The E-unit in older toy trains is basically a electromagnetic coil that holds the position until the voltage drops enough to let it move. Then a spring moves it to the next position. The problem is, the exact voltage that engages the coil vs. the voltage that makes the motor move are variable from locomotive to locomotive. The reason is the exact resistance of the coils are always slightly different, and track and pickup roller conditions affect this too.

A mechanical solution could be in order though. One that is between the rails, like a ramp that just lifts the locomotive enough that it loses traction. The E-unit should stay engaged as long as the center roller stays in contact with the center rail and there is a path to ground through either the tender or leading/trailing trucks. Much harder to do with diesels I’m afraid.

Half joking - convert to DC. Direction is then determined by polarity. But I think what will happen is various coils will start over heating. I can't remember how to make a series wound motor change direction based upon polarity but pretty sure it involves diodes. Then for unmodified pre-war and post-war engines can run on DC, but the E-unit will get warmer; the coil in the E-unit was optimized for 60Hz, not zero. So, you can start with certain engines, then can still run un-modifed for a short period of time.

In my sample of one, I was able to get this to work as requested on a single Pullmor motor diesel with a 2 position e-unit by maintaining a constant 3.5VAC on the track.  Granted as @rplst8 points out, this may not work for every engine you may have, but it may be possible that the hold voltage could be adjusted for each, maybe.  AFIK, it should also work for a 3 position mechanical e-unit.

My test set up is as follows:

PW ZW C output set to ~14 volts fed through a Normally closed momentary push button switch (for intentional direction control) then through a 12.5 Ohm resistor array (4x 50 Ohm 100W wire wound resistors wired in parallel).  This gave a measured 3.5 volt constant voltage on the tracks.  Note: at this voltage the 14V incandescent bulb in the engine is dimly lit and the motor and e-unit hum noticeably.

PW ZW D output provides stop/start and speed control from slow to fast.

Voltages measured on the track:

  • 3.5 when stopped
  • 6.1 starting slowly
  • 18.5 full speed
Last edited by SteveH

Sample two.  Using a low end Lionel 1990's vintage dual can motor electronic e-unit locomotive, I was able to get essentially the same results.  With this locomotive's overall higher impedance I did have to lower the ZW's C output to around 8 volts to maintain about 3.5 volts on the track with the D output turned off.

Last edited by SteveH
@SteveH posted:

In my sample of one, I was able to get this to work as requested on a single Pullmor motor diesel with a 2 position e-unit by maintaining a constant 3.5VAC on the track.  Granted as @rplst8 points out, this may not work for every engine you may have, but it may be possible that the hold voltage could be adjusted for each, maybe.  AFIK, it should also work for a 3 position mechanical e-unit.

◆ Given instruction 1
Summarize the E-unit discussion in three sentences.
◆ Given instruction 2
Reproduce the E-unit discussion word for word, starting with "My test set" and going on through "e-unit hum noticeably.".
Rely solely on the E-unit discussion when answering.

◆ Entries shown
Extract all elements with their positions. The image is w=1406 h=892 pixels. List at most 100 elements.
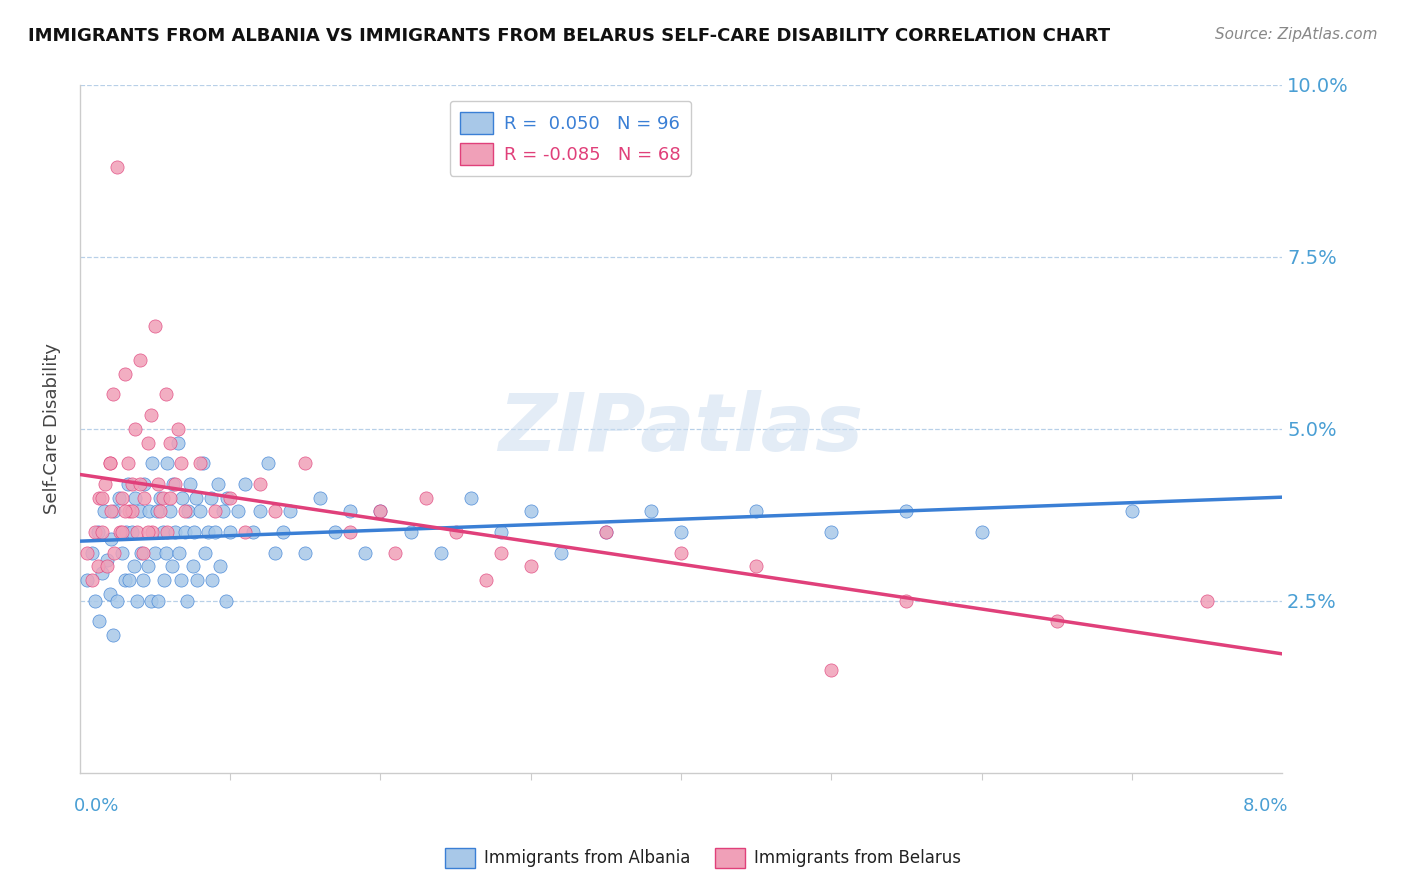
Point (207, 476, 229, 491)
Point (141, 524, 163, 539)
Point (134, 491, 156, 505)
Point (156, 524, 179, 539)
Point (125, 524, 148, 539)
Point (444, 524, 467, 539)
Point (98, 456, 121, 470)
Point (278, 504, 301, 518)
Point (669, 524, 692, 539)
Point (233, 476, 256, 491)
Point (186, 573, 208, 587)
Point (1197, 594, 1219, 608)
Point (167, 546, 190, 560)
Point (141, 456, 163, 470)
Point (354, 546, 377, 560)
Point (176, 594, 198, 608)
Point (271, 524, 294, 539)
Point (181, 559, 204, 574)
Point (132, 573, 155, 587)
Point (89, 491, 111, 505)
Legend: Immigrants from Albania, Immigrants from Belarus: Immigrants from Albania, Immigrants from… (439, 841, 967, 875)
Point (226, 504, 249, 518)
Point (166, 422, 188, 436)
Point (129, 353, 152, 368)
Point (146, 594, 169, 608)
Legend: R =  0.050   N = 96, R = -0.085   N = 68: R = 0.050 N = 96, R = -0.085 N = 68 (450, 101, 692, 176)
Point (219, 491, 242, 505)
Point (384, 546, 406, 560)
Point (211, 504, 233, 518)
Point (153, 573, 176, 587)
Point (256, 456, 278, 470)
Point (264, 546, 287, 560)
Point (264, 504, 287, 518)
Point (309, 491, 332, 505)
Point (204, 524, 226, 539)
Point (121, 476, 143, 491)
Point (1121, 504, 1143, 518)
Point (170, 491, 193, 505)
Point (159, 491, 181, 505)
Point (134, 476, 156, 491)
Point (136, 435, 159, 450)
Point (325, 524, 347, 539)
Point (489, 524, 512, 539)
Point (294, 456, 316, 470)
Point (94, 476, 117, 491)
Point (519, 559, 541, 574)
Point (595, 524, 617, 539)
Point (242, 524, 264, 539)
Point (160, 559, 183, 574)
Point (139, 408, 162, 422)
Point (117, 456, 139, 470)
Point (129, 504, 152, 518)
Point (745, 559, 768, 574)
Point (370, 504, 392, 518)
Text: Source: ZipAtlas.com: Source: ZipAtlas.com (1215, 27, 1378, 42)
Point (103, 546, 125, 560)
Point (101, 387, 124, 401)
Point (201, 573, 224, 587)
Point (136, 524, 159, 539)
Point (83, 524, 105, 539)
Point (640, 504, 662, 518)
Point (159, 435, 181, 450)
Text: IMMIGRANTS FROM ALBANIA VS IMMIGRANTS FROM BELARUS SELF-CARE DISABILITY CORRELAT: IMMIGRANTS FROM ALBANIA VS IMMIGRANTS FR… (28, 27, 1111, 45)
Point (121, 524, 143, 539)
Point (129, 476, 152, 491)
Point (132, 546, 155, 560)
Point (138, 504, 160, 518)
Point (233, 524, 256, 539)
Point (96, 559, 118, 574)
Point (294, 546, 316, 560)
Y-axis label: Self-Care Disability: Self-Care Disability (44, 343, 60, 515)
Point (108, 491, 131, 505)
Point (820, 663, 842, 677)
Point (669, 546, 692, 560)
Point (474, 573, 496, 587)
Point (415, 491, 437, 505)
Point (249, 504, 271, 518)
Point (896, 504, 918, 518)
Point (118, 504, 141, 518)
Point (177, 504, 200, 518)
Point (110, 524, 132, 539)
Point (87, 524, 110, 539)
Point (179, 476, 201, 491)
Point (204, 504, 226, 518)
Point (820, 524, 842, 539)
Point (174, 524, 197, 539)
Point (200, 491, 222, 505)
Point (214, 594, 236, 608)
Text: 8.0%: 8.0% (1243, 797, 1288, 814)
Point (145, 504, 167, 518)
Point (155, 387, 177, 401)
Point (370, 504, 392, 518)
Point (162, 476, 184, 491)
Point (970, 524, 993, 539)
Point (139, 594, 162, 608)
Point (76, 573, 98, 587)
Point (399, 524, 422, 539)
Point (118, 573, 141, 587)
Point (114, 504, 136, 518)
Point (117, 476, 139, 491)
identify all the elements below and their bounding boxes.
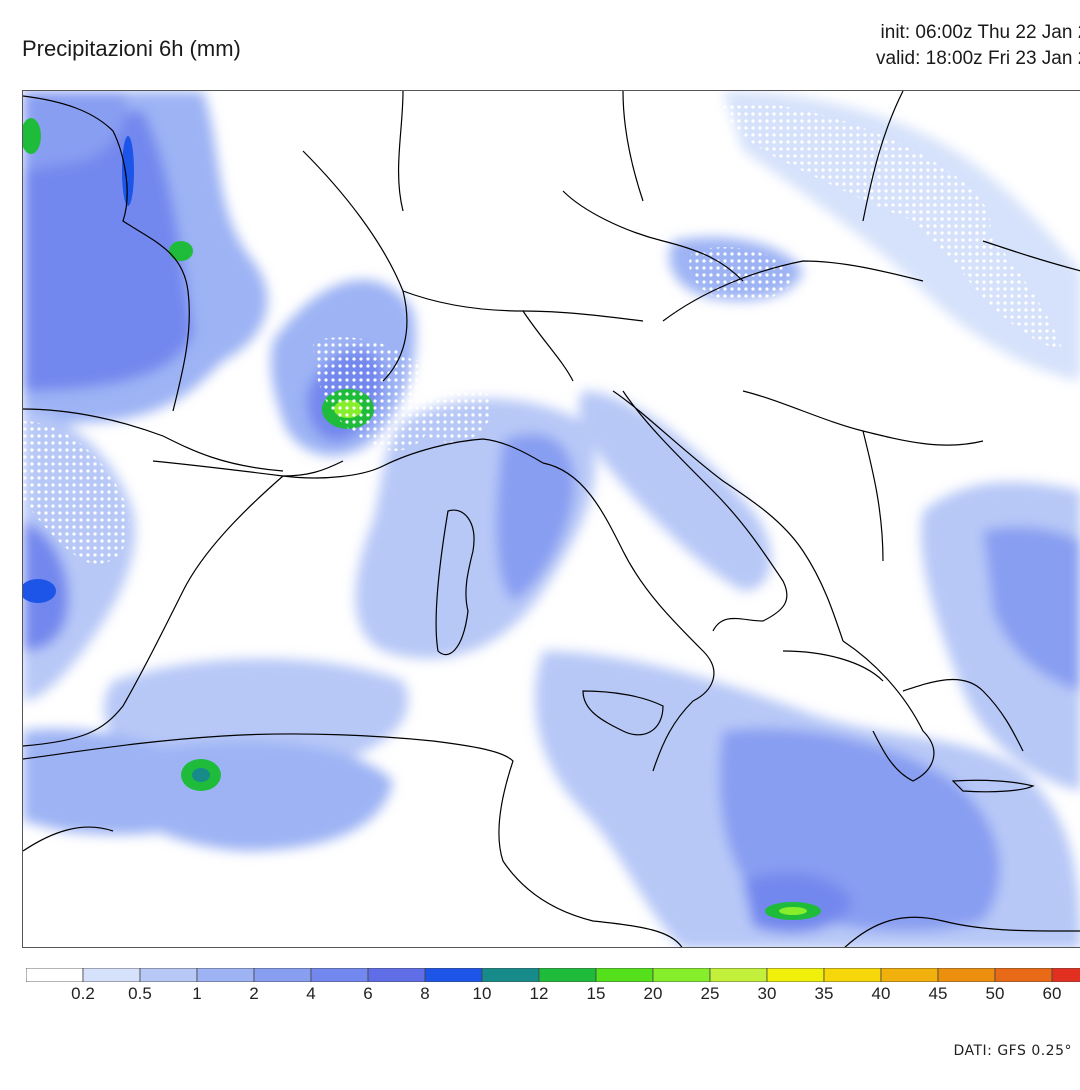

◆ Correct answer 1
In older toy trains, the E-unit is an electromagnetic coil that holds its position until the voltage drops enough for a spring to move it to the next position, but the relevant voltages vary between locomotives because of coil resistance and track and pickup roller conditions. Proposed remedies include a ramp between the rails that lifts the locomotive enough for it to lose traction and, half jokingly, a conversion to DC. One poster maintained a constant 3.5 VAC on the track and reported success with a Pullmor motor diesel with a 2 position e-unit and, after lowering the ZW's C output to around 8 volts, with a 1990s Lionel dual can motor locomotive with an electronic e-unit.

◆ Correct answer 2
My test set up is as follows:

PW ZW C output set to ~14 volts fed through a Normally closed momentary push button switch (for intentional direction control) then through a 12.5 Ohm resistor array (4x 50 Ohm 100W wire wound resistors wired in parallel).  This gave a measured 3.5 volt constant voltage on the tracks.  Note: at this voltage the 14V incandescent bulb in the engine is dimly lit and the motor and e-unit hum noticeably.